> [REQUEST]: Output every record below exactly as it appears.

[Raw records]
┌──
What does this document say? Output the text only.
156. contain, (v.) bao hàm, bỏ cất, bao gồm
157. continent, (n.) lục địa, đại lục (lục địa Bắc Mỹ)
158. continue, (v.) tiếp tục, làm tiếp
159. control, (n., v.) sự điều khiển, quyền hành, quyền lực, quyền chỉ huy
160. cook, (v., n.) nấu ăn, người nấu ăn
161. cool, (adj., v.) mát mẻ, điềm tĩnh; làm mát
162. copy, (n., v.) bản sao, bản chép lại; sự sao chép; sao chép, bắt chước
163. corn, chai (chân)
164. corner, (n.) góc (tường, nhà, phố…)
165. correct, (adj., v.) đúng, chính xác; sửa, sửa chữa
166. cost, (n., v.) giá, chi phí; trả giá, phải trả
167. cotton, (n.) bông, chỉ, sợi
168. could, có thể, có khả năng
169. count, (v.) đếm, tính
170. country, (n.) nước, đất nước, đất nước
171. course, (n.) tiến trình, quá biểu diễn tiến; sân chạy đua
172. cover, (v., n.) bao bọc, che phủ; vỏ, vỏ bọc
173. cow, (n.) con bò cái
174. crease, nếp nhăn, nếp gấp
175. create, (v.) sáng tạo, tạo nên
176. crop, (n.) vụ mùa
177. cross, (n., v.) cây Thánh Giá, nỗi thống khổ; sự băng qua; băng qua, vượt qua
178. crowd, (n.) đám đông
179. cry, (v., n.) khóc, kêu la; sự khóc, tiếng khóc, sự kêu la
└──
> [RESPONSE TO THE EXERCISE]:
What does this document say? Output the text only.
156. contain, (v.) bao hàm, bỏ cất, bao gồm
157. continent, (n.) lục địa, đại lục (lục địa Bắc Mỹ)
158. continue, (v.) tiếp tục, làm tiếp
159. control, (n., v.) sự điều khiển, quyền hành, quyền lực, quyền chỉ huy
160. cook, (v., n.) nấu ăn, người nấu ăn
161. cool, (adj., v.) mát mẻ, điềm tĩnh; làm mát
162. copy, (n., v.) bản sao, bản chép lại; sự sao chép; sao chép, bắt chước
163. corn, chai (chân)
164. corner, (n.) góc (tường, nhà, phố…)
165. correct, (adj., v.) đúng, chính xác; sửa, sửa chữa
166. cost, (n., v.) giá, chi phí; trả giá, phải trả
167. cotton, (n.) bông, chỉ, sợi
168. could, có thể, có khả năng
169. count, (v.) đếm, tính
170. country, (n.) nước, đất nước, đất nước
171. course, (n.) tiến trình, quá biểu diễn tiến; sân chạy đua
172. cover, (v., n.) bao bọc, che phủ; vỏ, vỏ bọc
173. cow, (n.) con bò cái
174. crease, nếp nhăn, nếp gấp
175. create, (v.) sáng tạo, tạo nên
176. crop, (n.) vụ mùa
177. cross, (n., v.) cây Thánh Giá, nỗi thống khổ; sự băng qua; băng qua, vượt qua
178. crowd, (n.) đám đông
179. cry, (v., n.) khóc, kêu la; sự khóc, tiếng khóc, sự kêu la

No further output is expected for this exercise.